▶ _WHAT NEEDS TO BE DONE_
Scan the records and identify every line in which the string "LIME" occurs, then return those lines.

[Stored data entries]
==============================

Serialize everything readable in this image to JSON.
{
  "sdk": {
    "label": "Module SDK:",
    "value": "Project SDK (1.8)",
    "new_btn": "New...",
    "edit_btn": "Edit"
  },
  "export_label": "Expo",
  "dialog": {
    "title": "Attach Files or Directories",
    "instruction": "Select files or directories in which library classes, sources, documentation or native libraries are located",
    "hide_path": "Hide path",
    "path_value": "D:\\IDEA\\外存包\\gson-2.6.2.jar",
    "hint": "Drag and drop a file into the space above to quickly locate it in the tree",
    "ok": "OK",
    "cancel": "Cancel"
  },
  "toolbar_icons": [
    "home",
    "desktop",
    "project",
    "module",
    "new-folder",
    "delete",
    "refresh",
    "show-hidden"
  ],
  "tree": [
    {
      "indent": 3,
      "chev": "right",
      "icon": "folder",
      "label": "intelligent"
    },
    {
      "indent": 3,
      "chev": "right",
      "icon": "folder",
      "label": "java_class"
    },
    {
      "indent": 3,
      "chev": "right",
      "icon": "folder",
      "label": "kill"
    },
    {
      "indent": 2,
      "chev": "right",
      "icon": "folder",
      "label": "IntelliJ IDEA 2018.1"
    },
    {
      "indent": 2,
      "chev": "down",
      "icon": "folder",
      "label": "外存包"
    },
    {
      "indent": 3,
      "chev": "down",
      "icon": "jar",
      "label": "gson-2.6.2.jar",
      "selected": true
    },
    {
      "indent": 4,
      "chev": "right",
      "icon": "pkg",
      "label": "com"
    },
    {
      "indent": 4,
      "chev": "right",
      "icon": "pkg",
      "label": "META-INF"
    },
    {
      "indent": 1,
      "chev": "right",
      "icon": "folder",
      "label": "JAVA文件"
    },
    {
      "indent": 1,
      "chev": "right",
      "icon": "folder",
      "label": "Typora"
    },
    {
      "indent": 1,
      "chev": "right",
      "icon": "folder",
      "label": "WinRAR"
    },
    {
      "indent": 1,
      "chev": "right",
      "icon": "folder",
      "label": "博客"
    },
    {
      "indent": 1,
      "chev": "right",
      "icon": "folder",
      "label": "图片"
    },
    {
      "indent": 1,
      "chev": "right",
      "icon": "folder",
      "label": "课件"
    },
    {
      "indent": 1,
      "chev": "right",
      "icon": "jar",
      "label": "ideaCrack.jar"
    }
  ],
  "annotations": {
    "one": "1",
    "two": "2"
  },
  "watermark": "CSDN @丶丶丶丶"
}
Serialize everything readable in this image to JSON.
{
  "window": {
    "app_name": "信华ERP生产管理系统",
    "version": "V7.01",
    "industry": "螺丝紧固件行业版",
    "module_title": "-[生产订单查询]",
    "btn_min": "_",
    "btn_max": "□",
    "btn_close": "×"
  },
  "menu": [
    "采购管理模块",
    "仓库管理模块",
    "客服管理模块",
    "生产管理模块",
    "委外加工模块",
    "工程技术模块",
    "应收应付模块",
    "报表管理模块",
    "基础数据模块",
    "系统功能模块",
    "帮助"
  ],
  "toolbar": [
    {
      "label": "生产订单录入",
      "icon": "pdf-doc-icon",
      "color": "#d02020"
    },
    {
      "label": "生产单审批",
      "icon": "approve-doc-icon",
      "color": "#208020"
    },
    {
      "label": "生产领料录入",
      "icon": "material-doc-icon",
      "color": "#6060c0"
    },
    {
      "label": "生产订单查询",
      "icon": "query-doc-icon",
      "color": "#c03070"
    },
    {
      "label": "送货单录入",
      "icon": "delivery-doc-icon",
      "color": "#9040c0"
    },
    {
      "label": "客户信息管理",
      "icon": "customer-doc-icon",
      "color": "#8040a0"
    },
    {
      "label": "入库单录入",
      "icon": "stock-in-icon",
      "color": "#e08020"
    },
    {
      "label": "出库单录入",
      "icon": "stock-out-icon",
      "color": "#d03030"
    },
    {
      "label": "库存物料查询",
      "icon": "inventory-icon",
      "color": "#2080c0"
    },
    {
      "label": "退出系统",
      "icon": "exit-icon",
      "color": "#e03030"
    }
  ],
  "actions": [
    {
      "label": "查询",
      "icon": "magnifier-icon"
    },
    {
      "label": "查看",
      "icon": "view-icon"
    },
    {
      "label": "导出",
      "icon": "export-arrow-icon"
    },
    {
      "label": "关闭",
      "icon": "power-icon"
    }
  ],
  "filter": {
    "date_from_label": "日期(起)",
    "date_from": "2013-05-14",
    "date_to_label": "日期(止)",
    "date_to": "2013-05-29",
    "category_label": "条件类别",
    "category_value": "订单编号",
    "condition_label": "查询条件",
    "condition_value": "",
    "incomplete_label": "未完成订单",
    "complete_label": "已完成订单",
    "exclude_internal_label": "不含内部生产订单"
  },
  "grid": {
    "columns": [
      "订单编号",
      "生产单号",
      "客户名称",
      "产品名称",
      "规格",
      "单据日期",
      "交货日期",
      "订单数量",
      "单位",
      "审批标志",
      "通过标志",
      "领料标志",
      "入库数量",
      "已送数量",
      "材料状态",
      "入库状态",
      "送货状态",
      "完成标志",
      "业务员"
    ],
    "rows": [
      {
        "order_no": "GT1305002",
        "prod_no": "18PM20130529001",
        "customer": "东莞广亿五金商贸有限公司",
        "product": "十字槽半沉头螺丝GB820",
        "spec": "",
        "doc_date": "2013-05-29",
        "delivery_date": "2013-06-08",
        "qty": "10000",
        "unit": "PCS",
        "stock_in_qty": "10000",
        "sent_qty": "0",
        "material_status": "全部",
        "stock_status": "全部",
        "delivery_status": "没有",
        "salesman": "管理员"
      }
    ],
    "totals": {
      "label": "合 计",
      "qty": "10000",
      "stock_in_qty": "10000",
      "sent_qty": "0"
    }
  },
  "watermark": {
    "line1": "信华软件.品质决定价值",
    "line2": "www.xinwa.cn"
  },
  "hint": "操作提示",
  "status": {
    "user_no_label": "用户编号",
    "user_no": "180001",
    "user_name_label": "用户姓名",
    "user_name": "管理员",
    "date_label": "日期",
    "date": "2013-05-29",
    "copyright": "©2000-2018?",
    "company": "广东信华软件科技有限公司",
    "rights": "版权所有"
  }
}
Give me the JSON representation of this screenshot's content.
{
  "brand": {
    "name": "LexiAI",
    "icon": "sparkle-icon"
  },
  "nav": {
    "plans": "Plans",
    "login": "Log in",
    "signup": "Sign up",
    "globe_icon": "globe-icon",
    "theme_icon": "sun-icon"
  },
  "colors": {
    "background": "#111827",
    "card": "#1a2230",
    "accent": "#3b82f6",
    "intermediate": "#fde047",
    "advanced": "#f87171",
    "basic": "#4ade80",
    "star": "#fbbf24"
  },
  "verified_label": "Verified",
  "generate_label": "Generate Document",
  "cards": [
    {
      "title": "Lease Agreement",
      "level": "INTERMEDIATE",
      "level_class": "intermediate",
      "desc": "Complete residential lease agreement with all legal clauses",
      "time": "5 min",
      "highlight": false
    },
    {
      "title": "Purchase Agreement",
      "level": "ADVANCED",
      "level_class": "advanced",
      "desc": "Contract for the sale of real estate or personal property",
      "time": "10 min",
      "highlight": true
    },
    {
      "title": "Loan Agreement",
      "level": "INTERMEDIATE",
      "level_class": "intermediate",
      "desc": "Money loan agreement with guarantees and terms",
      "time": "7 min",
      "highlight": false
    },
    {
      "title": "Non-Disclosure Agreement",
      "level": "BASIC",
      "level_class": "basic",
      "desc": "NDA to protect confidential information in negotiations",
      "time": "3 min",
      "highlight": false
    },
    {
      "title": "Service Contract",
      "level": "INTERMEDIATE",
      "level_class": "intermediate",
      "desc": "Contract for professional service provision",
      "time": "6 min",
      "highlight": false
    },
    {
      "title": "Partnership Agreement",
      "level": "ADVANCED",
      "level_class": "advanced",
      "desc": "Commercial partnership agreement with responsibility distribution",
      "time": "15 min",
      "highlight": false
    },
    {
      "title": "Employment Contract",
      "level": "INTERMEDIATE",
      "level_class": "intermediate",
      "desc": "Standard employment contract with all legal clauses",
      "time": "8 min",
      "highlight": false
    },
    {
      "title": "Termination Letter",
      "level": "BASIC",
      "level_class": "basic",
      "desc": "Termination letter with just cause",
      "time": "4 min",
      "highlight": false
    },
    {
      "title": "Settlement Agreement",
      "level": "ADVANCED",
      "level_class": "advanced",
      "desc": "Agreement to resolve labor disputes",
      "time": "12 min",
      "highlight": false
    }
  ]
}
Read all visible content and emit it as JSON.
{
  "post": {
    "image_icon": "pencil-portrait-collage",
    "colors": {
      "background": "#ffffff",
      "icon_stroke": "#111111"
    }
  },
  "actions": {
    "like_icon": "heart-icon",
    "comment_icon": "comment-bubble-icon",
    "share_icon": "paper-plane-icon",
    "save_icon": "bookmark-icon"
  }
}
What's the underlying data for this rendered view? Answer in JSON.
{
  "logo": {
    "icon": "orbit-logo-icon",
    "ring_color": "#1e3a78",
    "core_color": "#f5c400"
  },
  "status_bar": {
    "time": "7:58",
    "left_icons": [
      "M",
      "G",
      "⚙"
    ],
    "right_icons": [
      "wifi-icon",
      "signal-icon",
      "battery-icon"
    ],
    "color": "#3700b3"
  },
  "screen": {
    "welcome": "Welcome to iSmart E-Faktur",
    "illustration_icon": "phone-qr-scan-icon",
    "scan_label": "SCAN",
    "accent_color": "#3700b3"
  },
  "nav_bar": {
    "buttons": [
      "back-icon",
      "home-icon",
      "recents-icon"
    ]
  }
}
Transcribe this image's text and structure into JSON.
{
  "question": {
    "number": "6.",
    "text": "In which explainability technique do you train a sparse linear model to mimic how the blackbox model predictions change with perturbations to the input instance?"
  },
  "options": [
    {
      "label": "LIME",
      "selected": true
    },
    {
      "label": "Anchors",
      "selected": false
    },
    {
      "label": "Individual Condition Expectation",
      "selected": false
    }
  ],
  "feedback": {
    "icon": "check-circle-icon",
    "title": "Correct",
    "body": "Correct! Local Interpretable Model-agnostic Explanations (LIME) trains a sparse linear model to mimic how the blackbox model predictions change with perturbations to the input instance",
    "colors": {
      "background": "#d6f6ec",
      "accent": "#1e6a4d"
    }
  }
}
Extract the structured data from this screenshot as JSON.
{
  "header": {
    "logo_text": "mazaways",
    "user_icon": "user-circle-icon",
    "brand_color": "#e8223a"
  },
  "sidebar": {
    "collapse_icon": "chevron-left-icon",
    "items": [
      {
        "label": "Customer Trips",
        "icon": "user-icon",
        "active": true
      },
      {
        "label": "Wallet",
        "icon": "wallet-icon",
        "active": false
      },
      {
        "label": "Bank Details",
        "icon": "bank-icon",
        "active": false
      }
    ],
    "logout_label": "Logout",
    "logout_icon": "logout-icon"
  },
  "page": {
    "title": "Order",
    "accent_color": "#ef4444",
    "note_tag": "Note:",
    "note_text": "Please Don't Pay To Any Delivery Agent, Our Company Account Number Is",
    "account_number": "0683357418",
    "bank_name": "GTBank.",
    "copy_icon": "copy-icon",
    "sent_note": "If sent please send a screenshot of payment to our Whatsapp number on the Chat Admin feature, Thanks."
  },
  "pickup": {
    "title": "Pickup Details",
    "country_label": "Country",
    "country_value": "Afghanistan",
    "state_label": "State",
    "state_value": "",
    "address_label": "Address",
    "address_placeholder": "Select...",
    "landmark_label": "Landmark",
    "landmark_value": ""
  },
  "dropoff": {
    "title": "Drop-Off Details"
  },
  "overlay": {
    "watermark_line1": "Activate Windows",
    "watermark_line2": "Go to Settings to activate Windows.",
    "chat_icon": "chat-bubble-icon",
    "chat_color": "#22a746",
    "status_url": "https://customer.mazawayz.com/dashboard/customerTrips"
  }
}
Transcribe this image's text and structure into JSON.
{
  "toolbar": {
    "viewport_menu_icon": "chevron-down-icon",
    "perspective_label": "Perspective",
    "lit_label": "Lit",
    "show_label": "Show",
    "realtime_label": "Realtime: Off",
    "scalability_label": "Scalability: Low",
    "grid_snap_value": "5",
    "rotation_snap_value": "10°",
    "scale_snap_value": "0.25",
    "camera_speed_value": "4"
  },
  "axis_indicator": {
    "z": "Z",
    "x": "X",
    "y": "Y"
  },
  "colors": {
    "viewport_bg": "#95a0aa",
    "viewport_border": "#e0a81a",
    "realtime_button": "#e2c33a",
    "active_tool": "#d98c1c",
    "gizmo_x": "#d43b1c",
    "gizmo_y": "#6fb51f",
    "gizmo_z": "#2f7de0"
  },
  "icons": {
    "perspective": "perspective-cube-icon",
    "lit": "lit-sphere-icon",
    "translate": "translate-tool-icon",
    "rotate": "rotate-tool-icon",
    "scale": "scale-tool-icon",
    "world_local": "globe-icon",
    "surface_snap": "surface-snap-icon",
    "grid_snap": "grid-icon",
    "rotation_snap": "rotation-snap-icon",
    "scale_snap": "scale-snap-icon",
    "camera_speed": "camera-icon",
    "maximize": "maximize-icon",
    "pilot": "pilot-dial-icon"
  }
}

==============================

▶ _FULL OUTPUT_
      "label": "LIME",
    "body": "Correct! Local Interpretable Model-agnostic Explanations (LIME) trains a sparse linear model to mimic how the blackbox model predictions change with perturbations to the input instance",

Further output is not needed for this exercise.